Pick out each line of the records that includes the string "color", and copy it.

## [A run of records]
* * * * * * * * *
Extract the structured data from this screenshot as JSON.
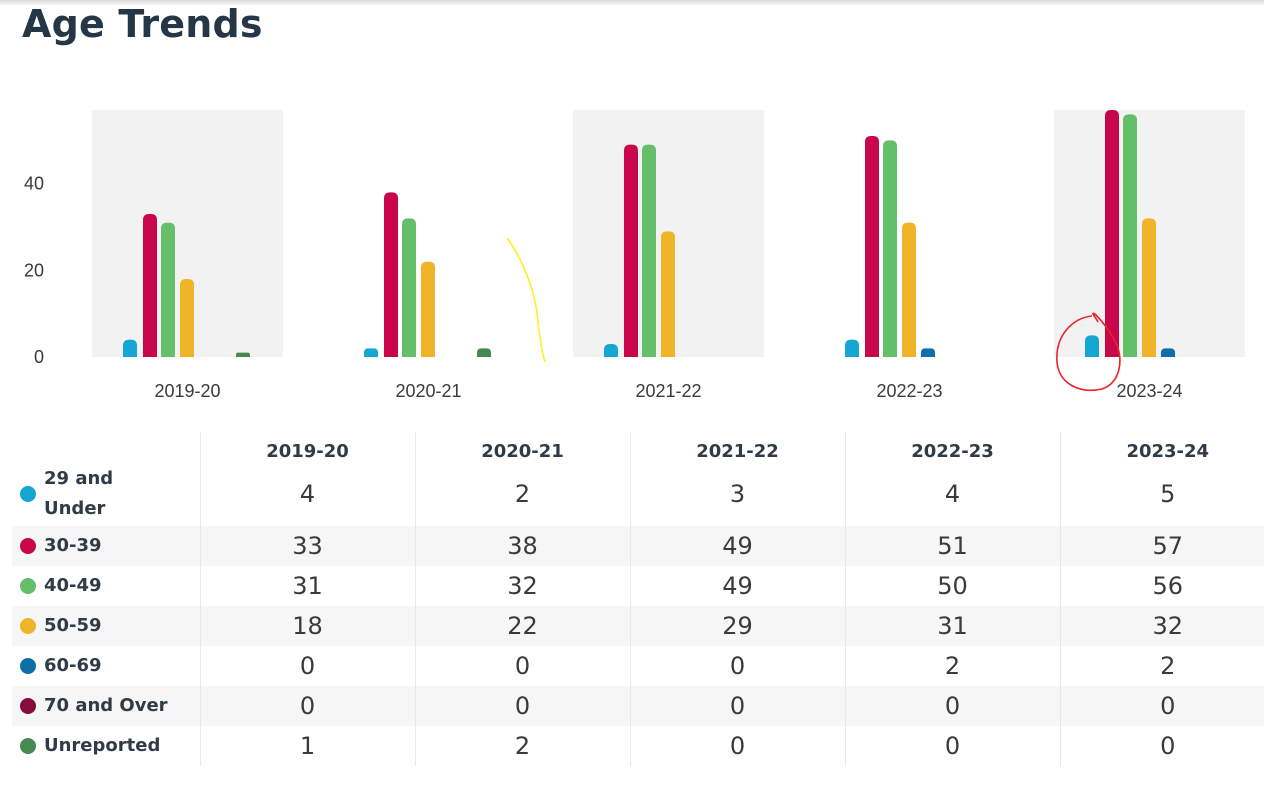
{
  "page_title": "Age Trends",
  "chart_data": {
    "type": "bar",
    "title": "",
    "xlabel": "",
    "ylabel": "",
    "ylim": [
      0,
      57
    ],
    "yticks": [
      0,
      20,
      40
    ],
    "grid": false,
    "legend": "none",
    "categories": [
      "2019-20",
      "2020-21",
      "2021-22",
      "2022-23",
      "2023-24"
    ],
    "series": [
      {
        "name": "29 and Under",
        "color": "#15a6d3",
        "values": [
          4,
          2,
          3,
          4,
          5
        ]
      },
      {
        "name": "30-39",
        "color": "#c8074a",
        "values": [
          33,
          38,
          49,
          51,
          57
        ]
      },
      {
        "name": "40-49",
        "color": "#65be6a",
        "values": [
          31,
          32,
          49,
          50,
          56
        ]
      },
      {
        "name": "50-59",
        "color": "#f0b428",
        "values": [
          18,
          22,
          29,
          31,
          32
        ]
      },
      {
        "name": "60-69",
        "color": "#0e6ea8",
        "values": [
          0,
          0,
          0,
          2,
          2
        ]
      },
      {
        "name": "70 and Over",
        "color": "#860c3a",
        "values": [
          0,
          0,
          0,
          0,
          0
        ]
      },
      {
        "name": "Unreported",
        "color": "#458a50",
        "values": [
          1,
          2,
          0,
          0,
          0
        ]
      }
    ]
  }
}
* * * * * * * * *
## [Task solution]
        "color": "#15a6d3",
        "color": "#c8074a",
        "color": "#65be6a",
        "color": "#f0b428",
        "color": "#0e6ea8",
        "color": "#860c3a",
        "color": "#458a50",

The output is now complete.